→ AIM
Report how many lines include the word "perçus", and nothing besides that number.

→ DATA ROWS
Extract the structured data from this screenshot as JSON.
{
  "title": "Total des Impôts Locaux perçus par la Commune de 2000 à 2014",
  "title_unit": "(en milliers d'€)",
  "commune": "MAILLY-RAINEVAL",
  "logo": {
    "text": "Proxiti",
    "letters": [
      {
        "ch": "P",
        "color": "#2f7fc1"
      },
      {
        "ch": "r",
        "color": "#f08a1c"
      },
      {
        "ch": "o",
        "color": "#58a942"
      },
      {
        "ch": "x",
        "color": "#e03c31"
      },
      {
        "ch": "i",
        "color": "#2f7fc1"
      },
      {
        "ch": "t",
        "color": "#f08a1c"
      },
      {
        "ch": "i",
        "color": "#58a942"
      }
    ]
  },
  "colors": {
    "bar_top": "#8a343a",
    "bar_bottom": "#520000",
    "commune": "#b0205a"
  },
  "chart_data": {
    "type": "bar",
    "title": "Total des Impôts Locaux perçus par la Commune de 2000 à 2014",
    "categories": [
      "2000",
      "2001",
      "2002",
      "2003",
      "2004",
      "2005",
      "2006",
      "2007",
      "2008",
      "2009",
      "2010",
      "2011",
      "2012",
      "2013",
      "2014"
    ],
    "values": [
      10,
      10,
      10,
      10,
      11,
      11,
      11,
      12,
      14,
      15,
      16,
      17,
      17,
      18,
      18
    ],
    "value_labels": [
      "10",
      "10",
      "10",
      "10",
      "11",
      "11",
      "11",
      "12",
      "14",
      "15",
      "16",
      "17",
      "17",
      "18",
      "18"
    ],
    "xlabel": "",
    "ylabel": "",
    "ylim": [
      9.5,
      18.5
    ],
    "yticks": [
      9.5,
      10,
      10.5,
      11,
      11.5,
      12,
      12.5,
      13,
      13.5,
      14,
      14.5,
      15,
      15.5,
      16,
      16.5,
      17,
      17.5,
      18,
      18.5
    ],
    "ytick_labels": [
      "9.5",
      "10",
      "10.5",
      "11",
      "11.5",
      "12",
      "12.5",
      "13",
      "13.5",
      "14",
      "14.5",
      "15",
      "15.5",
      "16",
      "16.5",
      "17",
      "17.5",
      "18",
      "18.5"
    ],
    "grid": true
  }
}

→ TASK SOLUTION
2